[PROBLEM TO SOLVE] Output every line exactly as written. Leave out pictures.

=== DATA SECTION ===

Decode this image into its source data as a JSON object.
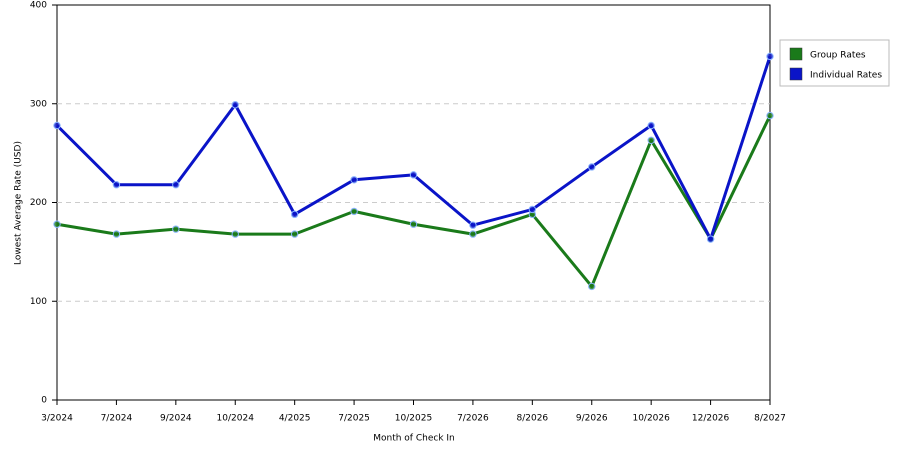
{
  "chart_data": {
    "type": "line",
    "x_label": "Month of Check In",
    "y_label": "Lowest Average Rate (USD)",
    "categories": [
      "3/2024",
      "7/2024",
      "9/2024",
      "10/2024",
      "4/2025",
      "7/2025",
      "10/2025",
      "7/2026",
      "8/2026",
      "9/2026",
      "10/2026",
      "12/2026",
      "8/2027"
    ],
    "series": [
      {
        "name": "Group Rates",
        "color": "#1a7a1a",
        "values": [
          178,
          168,
          173,
          168,
          168,
          191,
          178,
          168,
          188,
          115,
          263,
          163,
          288
        ]
      },
      {
        "name": "Individual Rates",
        "color": "#0a14c8",
        "values": [
          278,
          218,
          218,
          299,
          188,
          223,
          228,
          177,
          193,
          236,
          278,
          163,
          348
        ]
      }
    ],
    "ylim": [
      0,
      400
    ],
    "yticks": [
      0,
      100,
      200,
      300,
      400
    ],
    "grid": true,
    "legend": "right"
  }
}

===

[TASK OUTPUT]
Decode this image into its source data as a JSON object.
{
  "chart_data": {
    "type": "line",
    "x_label": "Month of Check In",
    "y_label": "Lowest Average Rate (USD)",
    "categories": [
      "3/2024",
      "7/2024",
      "9/2024",
      "10/2024",
      "4/2025",
      "7/2025",
      "10/2025",
      "7/2026",
      "8/2026",
      "9/2026",
      "10/2026",
      "12/2026",
      "8/2027"
    ],
    "series": [
      {
        "name": "Group Rates",
        "color": "#1a7a1a",
        "values": [
          178,
          168,
          173,
          168,
          168,
          191,
          178,
          168,
          188,
          115,
          263,
          163,
          288
        ]
      },
      {
        "name": "Individual Rates",
        "color": "#0a14c8",
        "values": [
          278,
          218,
          218,
          299,
          188,
          223,
          228,
          177,
          193,
          236,
          278,
          163,
          348
        ]
      }
    ],
    "ylim": [
      0,
      400
    ],
    "yticks": [
      0,
      100,
      200,
      300,
      400
    ],
    "grid": true,
    "legend": "right"
  }
}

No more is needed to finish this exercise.